Saved entries

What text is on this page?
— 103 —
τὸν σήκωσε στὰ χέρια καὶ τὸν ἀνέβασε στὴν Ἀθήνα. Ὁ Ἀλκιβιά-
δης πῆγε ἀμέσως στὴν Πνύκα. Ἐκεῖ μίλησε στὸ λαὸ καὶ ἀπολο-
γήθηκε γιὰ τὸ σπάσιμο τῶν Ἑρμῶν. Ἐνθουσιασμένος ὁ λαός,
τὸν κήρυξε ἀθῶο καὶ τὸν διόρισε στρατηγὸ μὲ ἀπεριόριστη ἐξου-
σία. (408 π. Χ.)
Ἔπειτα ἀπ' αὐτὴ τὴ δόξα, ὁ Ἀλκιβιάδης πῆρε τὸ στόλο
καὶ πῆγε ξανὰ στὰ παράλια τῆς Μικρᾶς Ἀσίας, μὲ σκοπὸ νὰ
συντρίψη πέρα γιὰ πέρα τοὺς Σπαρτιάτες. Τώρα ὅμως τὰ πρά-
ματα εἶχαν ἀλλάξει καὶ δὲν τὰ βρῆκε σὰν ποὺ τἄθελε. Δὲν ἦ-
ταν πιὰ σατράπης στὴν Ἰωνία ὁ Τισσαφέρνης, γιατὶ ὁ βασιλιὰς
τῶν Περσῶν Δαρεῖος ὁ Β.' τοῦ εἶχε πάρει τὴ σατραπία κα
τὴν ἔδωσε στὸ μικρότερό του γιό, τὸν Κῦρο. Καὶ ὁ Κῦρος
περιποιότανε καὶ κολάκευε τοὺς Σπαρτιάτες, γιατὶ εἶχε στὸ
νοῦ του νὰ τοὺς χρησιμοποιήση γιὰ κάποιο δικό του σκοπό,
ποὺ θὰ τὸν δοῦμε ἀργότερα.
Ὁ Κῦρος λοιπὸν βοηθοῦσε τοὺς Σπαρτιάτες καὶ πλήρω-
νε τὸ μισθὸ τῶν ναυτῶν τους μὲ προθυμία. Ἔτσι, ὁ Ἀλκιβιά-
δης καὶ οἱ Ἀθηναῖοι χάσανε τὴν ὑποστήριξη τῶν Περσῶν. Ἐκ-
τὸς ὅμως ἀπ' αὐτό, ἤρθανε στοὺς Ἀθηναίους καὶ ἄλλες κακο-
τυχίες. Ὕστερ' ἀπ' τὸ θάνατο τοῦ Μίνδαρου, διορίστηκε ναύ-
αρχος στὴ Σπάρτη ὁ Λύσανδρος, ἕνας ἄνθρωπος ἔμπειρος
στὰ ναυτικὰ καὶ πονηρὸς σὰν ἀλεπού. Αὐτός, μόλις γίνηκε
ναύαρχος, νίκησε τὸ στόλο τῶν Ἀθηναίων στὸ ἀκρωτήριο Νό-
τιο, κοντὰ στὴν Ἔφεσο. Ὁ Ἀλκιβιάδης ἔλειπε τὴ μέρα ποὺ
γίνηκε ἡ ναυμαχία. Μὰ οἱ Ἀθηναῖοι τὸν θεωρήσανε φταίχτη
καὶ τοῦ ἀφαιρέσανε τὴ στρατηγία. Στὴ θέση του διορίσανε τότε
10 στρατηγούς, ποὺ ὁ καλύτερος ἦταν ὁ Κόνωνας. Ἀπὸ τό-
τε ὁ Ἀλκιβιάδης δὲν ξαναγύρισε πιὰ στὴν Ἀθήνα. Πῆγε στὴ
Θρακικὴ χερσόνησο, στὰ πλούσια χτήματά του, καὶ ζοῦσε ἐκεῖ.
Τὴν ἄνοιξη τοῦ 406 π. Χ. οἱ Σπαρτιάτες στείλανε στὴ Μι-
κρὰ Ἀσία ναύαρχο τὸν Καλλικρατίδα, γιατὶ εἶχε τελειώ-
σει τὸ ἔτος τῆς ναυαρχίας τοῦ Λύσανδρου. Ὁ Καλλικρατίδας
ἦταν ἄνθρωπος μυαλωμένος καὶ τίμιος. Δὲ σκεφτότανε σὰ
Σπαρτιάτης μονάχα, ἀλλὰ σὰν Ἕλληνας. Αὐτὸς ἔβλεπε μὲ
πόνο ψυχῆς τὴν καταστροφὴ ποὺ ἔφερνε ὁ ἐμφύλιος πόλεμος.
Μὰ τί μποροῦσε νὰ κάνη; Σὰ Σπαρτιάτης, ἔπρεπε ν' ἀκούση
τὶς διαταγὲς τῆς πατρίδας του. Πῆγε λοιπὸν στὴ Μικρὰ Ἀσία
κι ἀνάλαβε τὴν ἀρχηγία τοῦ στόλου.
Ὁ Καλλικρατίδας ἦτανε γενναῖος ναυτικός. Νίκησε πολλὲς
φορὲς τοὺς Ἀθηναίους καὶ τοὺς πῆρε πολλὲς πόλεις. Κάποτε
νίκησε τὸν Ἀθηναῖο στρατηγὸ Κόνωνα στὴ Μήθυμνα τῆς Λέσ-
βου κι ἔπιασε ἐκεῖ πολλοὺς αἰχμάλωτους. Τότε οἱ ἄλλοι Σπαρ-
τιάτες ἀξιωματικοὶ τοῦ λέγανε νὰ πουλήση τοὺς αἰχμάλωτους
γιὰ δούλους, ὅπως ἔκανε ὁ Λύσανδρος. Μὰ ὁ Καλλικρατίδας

- _What you should do_: Where a line in the material above holds "στὴν", copy that line.

- _Solution for this exercise_:
τὸν σήκωσε στὰ χέρια καὶ τὸν ἀνέβασε στὴν Ἀθήνα. Ὁ Ἀλκιβιά-
δης πῆγε ἀμέσως στὴν Πνύκα. Ἐκεῖ μίλησε στὸ λαὸ καὶ ἀπολο-
ταν πιὰ σατράπης στὴν Ἰωνία ὁ Τισσαφέρνης, γιατὶ ὁ βασιλιὰς
τιο, κοντὰ στὴν Ἔφεσο. Ὁ Ἀλκιβιάδης ἔλειπε τὴ μέρα ποὺ
τε ὁ Ἀλκιβιάδης δὲν ξαναγύρισε πιὰ στὴν Ἀθήνα. Πῆγε στὴ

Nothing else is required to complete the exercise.